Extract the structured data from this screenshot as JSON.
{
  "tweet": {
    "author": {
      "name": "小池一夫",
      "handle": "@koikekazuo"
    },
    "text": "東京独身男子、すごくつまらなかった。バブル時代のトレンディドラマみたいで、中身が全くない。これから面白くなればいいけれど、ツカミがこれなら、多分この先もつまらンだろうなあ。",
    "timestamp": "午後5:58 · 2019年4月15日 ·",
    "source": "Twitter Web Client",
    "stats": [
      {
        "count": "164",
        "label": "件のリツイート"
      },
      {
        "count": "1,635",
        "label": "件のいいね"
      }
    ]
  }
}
• • • •
### Exercise instructions
Using the listing above, please repeat every entry exactly.

### Answer to this problem
Extract the structured data from this screenshot as JSON.
{
  "tweet": {
    "author": {
      "name": "小池一夫",
      "handle": "@koikekazuo"
    },
    "text": "東京独身男子、すごくつまらなかった。バブル時代のトレンディドラマみたいで、中身が全くない。これから面白くなればいいけれど、ツカミがこれなら、多分この先もつまらンだろうなあ。",
    "timestamp": "午後5:58 · 2019年4月15日 ·",
    "source": "Twitter Web Client",
    "stats": [
      {
        "count": "164",
        "label": "件のリツイート"
      },
      {
        "count": "1,635",
        "label": "件のいいね"
      }
    ]
  }
}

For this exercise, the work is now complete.